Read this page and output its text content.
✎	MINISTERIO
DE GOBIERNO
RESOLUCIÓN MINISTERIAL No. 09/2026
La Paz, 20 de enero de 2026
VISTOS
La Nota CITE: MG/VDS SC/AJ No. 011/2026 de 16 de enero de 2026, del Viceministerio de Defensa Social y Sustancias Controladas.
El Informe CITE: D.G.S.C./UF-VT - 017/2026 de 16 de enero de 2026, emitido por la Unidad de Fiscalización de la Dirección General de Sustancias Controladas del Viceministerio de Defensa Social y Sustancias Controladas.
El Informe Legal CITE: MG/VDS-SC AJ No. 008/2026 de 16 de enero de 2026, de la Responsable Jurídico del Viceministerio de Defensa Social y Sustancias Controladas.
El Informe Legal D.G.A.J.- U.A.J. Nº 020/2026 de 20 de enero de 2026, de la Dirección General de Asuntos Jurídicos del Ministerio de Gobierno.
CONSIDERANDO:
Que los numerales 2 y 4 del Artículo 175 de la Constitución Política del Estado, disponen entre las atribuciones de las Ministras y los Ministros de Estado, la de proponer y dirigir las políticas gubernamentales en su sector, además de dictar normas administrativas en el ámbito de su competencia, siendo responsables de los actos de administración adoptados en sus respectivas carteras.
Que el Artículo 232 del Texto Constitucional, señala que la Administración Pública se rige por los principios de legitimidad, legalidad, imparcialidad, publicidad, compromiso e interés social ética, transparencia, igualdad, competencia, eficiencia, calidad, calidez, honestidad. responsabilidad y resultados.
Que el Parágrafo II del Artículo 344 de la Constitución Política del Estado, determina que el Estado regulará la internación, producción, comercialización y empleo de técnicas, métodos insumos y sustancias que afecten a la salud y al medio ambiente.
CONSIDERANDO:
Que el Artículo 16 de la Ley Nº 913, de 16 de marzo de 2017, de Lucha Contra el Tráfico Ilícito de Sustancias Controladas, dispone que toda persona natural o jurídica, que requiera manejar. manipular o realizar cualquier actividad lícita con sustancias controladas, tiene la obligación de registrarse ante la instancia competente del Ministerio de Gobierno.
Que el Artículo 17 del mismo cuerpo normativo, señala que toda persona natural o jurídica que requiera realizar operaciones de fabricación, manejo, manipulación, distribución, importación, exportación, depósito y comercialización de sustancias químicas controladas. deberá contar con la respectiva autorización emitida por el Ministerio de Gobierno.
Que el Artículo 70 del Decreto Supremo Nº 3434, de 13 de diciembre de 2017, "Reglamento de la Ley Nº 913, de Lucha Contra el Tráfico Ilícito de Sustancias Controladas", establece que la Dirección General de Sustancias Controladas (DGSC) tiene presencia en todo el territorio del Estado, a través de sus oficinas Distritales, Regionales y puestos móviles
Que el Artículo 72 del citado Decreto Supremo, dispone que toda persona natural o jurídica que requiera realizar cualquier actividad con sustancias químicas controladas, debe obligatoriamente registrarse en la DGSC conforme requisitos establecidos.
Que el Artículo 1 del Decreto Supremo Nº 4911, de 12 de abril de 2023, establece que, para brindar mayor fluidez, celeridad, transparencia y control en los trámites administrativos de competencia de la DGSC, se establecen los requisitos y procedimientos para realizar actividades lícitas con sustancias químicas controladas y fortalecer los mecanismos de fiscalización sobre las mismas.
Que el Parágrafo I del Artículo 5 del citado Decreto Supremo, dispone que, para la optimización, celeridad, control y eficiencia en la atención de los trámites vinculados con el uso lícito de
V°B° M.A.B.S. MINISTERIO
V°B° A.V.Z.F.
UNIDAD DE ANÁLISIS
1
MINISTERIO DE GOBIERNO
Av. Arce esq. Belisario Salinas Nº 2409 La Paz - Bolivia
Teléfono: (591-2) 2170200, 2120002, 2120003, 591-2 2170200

WRITTEN PROBLEM
Set down the entries verbatim, leaving none out.

EXPECTED ANSWER
Read this page and output its text content.
✎	MINISTERIO
DE GOBIERNO
RESOLUCIÓN MINISTERIAL No. 09/2026
La Paz, 20 de enero de 2026
VISTOS
La Nota CITE: MG/VDS SC/AJ No. 011/2026 de 16 de enero de 2026, del Viceministerio de Defensa Social y Sustancias Controladas.
El Informe CITE: D.G.S.C./UF-VT - 017/2026 de 16 de enero de 2026, emitido por la Unidad de Fiscalización de la Dirección General de Sustancias Controladas del Viceministerio de Defensa Social y Sustancias Controladas.
El Informe Legal CITE: MG/VDS-SC AJ No. 008/2026 de 16 de enero de 2026, de la Responsable Jurídico del Viceministerio de Defensa Social y Sustancias Controladas.
El Informe Legal D.G.A.J.- U.A.J. Nº 020/2026 de 20 de enero de 2026, de la Dirección General de Asuntos Jurídicos del Ministerio de Gobierno.
CONSIDERANDO:
Que los numerales 2 y 4 del Artículo 175 de la Constitución Política del Estado, disponen entre las atribuciones de las Ministras y los Ministros de Estado, la de proponer y dirigir las políticas gubernamentales en su sector, además de dictar normas administrativas en el ámbito de su competencia, siendo responsables de los actos de administración adoptados en sus respectivas carteras.
Que el Artículo 232 del Texto Constitucional, señala que la Administración Pública se rige por los principios de legitimidad, legalidad, imparcialidad, publicidad, compromiso e interés social ética, transparencia, igualdad, competencia, eficiencia, calidad, calidez, honestidad. responsabilidad y resultados.
Que el Parágrafo II del Artículo 344 de la Constitución Política del Estado, determina que el Estado regulará la internación, producción, comercialización y empleo de técnicas, métodos insumos y sustancias que afecten a la salud y al medio ambiente.
CONSIDERANDO:
Que el Artículo 16 de la Ley Nº 913, de 16 de marzo de 2017, de Lucha Contra el Tráfico Ilícito de Sustancias Controladas, dispone que toda persona natural o jurídica, que requiera manejar. manipular o realizar cualquier actividad lícita con sustancias controladas, tiene la obligación de registrarse ante la instancia competente del Ministerio de Gobierno.
Que el Artículo 17 del mismo cuerpo normativo, señala que toda persona natural o jurídica que requiera realizar operaciones de fabricación, manejo, manipulación, distribución, importación, exportación, depósito y comercialización de sustancias químicas controladas. deberá contar con la respectiva autorización emitida por el Ministerio de Gobierno.
Que el Artículo 70 del Decreto Supremo Nº 3434, de 13 de diciembre de 2017, "Reglamento de la Ley Nº 913, de Lucha Contra el Tráfico Ilícito de Sustancias Controladas", establece que la Dirección General de Sustancias Controladas (DGSC) tiene presencia en todo el territorio del Estado, a través de sus oficinas Distritales, Regionales y puestos móviles
Que el Artículo 72 del citado Decreto Supremo, dispone que toda persona natural o jurídica que requiera realizar cualquier actividad con sustancias químicas controladas, debe obligatoriamente registrarse en la DGSC conforme requisitos establecidos.
Que el Artículo 1 del Decreto Supremo Nº 4911, de 12 de abril de 2023, establece que, para brindar mayor fluidez, celeridad, transparencia y control en los trámites administrativos de competencia de la DGSC, se establecen los requisitos y procedimientos para realizar actividades lícitas con sustancias químicas controladas y fortalecer los mecanismos de fiscalización sobre las mismas.
Que el Parágrafo I del Artículo 5 del citado Decreto Supremo, dispone que, para la optimización, celeridad, control y eficiencia en la atención de los trámites vinculados con el uso lícito de
V°B° M.A.B.S. MINISTERIO
V°B° A.V.Z.F.
UNIDAD DE ANÁLISIS
1
MINISTERIO DE GOBIERNO
Av. Arce esq. Belisario Salinas Nº 2409 La Paz - Bolivia
Teléfono: (591-2) 2170200, 2120002, 2120003, 591-2 2170200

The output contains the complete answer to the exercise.